◆ Required work:
Render all of the records below as a Markdown table with the columns "No." and "Line." Each row should hold a row number and one line, with blank lines omitted.

◆ Input rows:
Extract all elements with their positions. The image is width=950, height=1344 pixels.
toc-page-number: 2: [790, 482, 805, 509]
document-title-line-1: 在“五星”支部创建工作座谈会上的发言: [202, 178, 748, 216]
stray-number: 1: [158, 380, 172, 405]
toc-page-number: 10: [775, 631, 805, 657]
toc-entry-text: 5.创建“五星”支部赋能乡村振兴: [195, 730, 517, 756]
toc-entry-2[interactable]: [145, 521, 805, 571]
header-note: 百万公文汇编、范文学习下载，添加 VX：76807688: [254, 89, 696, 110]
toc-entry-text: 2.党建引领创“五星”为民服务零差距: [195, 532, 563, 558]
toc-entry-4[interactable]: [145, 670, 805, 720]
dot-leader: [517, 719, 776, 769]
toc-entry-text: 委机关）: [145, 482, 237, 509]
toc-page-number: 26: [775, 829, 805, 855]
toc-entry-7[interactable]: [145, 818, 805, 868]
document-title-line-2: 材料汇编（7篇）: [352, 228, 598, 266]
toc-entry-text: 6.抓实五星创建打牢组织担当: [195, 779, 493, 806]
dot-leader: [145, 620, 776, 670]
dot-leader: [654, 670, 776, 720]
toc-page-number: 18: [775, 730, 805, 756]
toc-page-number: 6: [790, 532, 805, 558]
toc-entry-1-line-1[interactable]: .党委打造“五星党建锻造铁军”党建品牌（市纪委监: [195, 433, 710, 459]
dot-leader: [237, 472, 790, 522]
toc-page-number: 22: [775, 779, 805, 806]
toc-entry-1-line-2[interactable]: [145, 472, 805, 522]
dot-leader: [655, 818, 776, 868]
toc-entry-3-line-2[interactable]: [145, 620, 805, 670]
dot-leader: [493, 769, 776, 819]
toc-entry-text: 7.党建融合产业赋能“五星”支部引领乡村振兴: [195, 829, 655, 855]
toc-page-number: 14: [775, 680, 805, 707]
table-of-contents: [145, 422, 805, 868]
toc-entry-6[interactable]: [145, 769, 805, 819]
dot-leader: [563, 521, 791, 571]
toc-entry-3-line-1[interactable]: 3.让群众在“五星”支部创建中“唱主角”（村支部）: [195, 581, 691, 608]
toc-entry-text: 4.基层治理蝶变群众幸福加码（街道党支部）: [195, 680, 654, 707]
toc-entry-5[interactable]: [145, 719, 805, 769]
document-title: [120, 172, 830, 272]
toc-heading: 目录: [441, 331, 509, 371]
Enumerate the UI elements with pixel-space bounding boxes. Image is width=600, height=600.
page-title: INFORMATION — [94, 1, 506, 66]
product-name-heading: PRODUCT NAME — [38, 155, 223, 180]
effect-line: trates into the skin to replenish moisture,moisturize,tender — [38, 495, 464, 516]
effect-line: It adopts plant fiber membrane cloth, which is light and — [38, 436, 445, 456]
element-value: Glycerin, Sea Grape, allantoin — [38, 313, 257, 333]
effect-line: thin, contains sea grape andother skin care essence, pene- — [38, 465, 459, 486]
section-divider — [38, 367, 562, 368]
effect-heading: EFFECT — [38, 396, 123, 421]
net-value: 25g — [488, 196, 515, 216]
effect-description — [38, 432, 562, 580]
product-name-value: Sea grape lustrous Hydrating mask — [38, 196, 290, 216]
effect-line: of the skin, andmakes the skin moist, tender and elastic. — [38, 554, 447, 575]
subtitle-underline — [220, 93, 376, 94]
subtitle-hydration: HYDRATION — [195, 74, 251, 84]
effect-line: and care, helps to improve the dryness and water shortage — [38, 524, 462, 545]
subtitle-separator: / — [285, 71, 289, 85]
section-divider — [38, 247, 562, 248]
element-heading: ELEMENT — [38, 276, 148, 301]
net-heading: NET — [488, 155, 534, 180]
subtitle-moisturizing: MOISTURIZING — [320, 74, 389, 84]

◆ Task answer:
| No. | Line |
|---|---|
| 1 | Extract all elements with their positions. The image is width=950, height=1344 pixels. |
| 2 | toc-page-number: 2: [790, 482, 805, 509] |
| 3 | document-title-line-1: 在“五星”支部创建工作座谈会上的发言: [202, 178, 748, 216] |
| 4 | stray-number: 1: [158, 380, 172, 405] |
| 5 | toc-page-number: 10: [775, 631, 805, 657] |
| 6 | toc-entry-text: 5.创建“五星”支部赋能乡村振兴: [195, 730, 517, 756] |
| 7 | toc-entry-2[interactable]: [145, 521, 805, 571] |
| 8 | header-note: 百万公文汇编、范文学习下载，添加 VX：76807688: [254, 89, 696, 110] |
| 9 | toc-entry-text: 2.党建引领创“五星”为民服务零差距: [195, 532, 563, 558] |
| 10 | toc-entry-4[interactable]: [145, 670, 805, 720] |
| 11 | dot-leader: [517, 719, 776, 769] |
| 12 | toc-entry-text: 委机关）: [145, 482, 237, 509] |
| 13 | toc-page-number: 26: [775, 829, 805, 855] |
| 14 | toc-entry-7[interactable]: [145, 818, 805, 868] |
| 15 | document-title-line-2: 材料汇编（7篇）: [352, 228, 598, 266] |
| 16 | toc-entry-text: 6.抓实五星创建打牢组织担当: [195, 779, 493, 806] |
| 17 | dot-leader: [145, 620, 776, 670] |
| 18 | dot-leader: [654, 670, 776, 720] |
| 19 | toc-page-number: 18: [775, 730, 805, 756] |
| 20 | toc-page-number: 6: [790, 532, 805, 558] |
| 21 | toc-entry-1-line-1[interactable]: .党委打造“五星党建锻造铁军”党建品牌（市纪委监: [195, 433, 710, 459] |
| 22 | dot-leader: [237, 472, 790, 522] |
| 23 | toc-page-number: 22: [775, 779, 805, 806] |
| 24 | toc-entry-1-line-2[interactable]: [145, 472, 805, 522] |
| 25 | dot-leader: [655, 818, 776, 868] |
| 26 | toc-entry-3-line-2[interactable]: [145, 620, 805, 670] |
| 27 | dot-leader: [493, 769, 776, 819] |
| 28 | toc-entry-text: 7.党建融合产业赋能“五星”支部引领乡村振兴: [195, 829, 655, 855] |
| 29 | toc-page-number: 14: [775, 680, 805, 707] |
| 30 | table-of-contents: [145, 422, 805, 868] |
| 31 | toc-entry-6[interactable]: [145, 769, 805, 819] |
| 32 | dot-leader: [563, 521, 791, 571] |
| 33 | toc-entry-3-line-1[interactable]: 3.让群众在“五星”支部创建中“唱主角”（村支部）: [195, 581, 691, 608] |
| 34 | toc-entry-text: 4.基层治理蝶变群众幸福加码（街道党支部）: [195, 680, 654, 707] |
| 35 | toc-entry-5[interactable]: [145, 719, 805, 769] |
| 36 | document-title: [120, 172, 830, 272] |
| 37 | toc-heading: 目录: [441, 331, 509, 371] |
| 38 | Enumerate the UI elements with pixel-space bounding boxes. Image is width=600, height=600. |
| 39 | page-title: INFORMATION — [94, 1, 506, 66] |
| 40 | product-name-heading: PRODUCT NAME — [38, 155, 223, 180] |
| 41 | effect-line: trates into the skin to replenish moisture,moisturize,tender — [38, 495, 464, 516] |
| 42 | effect-line: It adopts plant fiber membrane cloth, which is light and — [38, 436, 445, 456] |
| 43 | element-value: Glycerin, Sea Grape, allantoin — [38, 313, 257, 333] |
| 44 | effect-line: thin, contains sea grape andother skin care essence, pene- — [38, 465, 459, 486] |
| 45 | section-divider — [38, 367, 562, 368] |
| 46 | effect-heading: EFFECT — [38, 396, 123, 421] |
| 47 | net-value: 25g — [488, 196, 515, 216] |
| 48 | effect-description — [38, 432, 562, 580] |
| 49 | product-name-value: Sea grape lustrous Hydrating mask — [38, 196, 290, 216] |
| 50 | effect-line: of the skin, andmakes the skin moist, tender and elastic. — [38, 554, 447, 575] |
| 51 | subtitle-underline — [220, 93, 376, 94] |
| 52 | subtitle-hydration: HYDRATION — [195, 74, 251, 84] |
| 53 | effect-line: and care, helps to improve the dryness and water shortage — [38, 524, 462, 545] |
| 54 | subtitle-separator: / — [285, 71, 289, 85] |
| 55 | section-divider — [38, 247, 562, 248] |
| 56 | element-heading: ELEMENT — [38, 276, 148, 301] |
| 57 | net-heading: NET — [488, 155, 534, 180] |
| 58 | subtitle-moisturizing: MOISTURIZING — [320, 74, 389, 84] |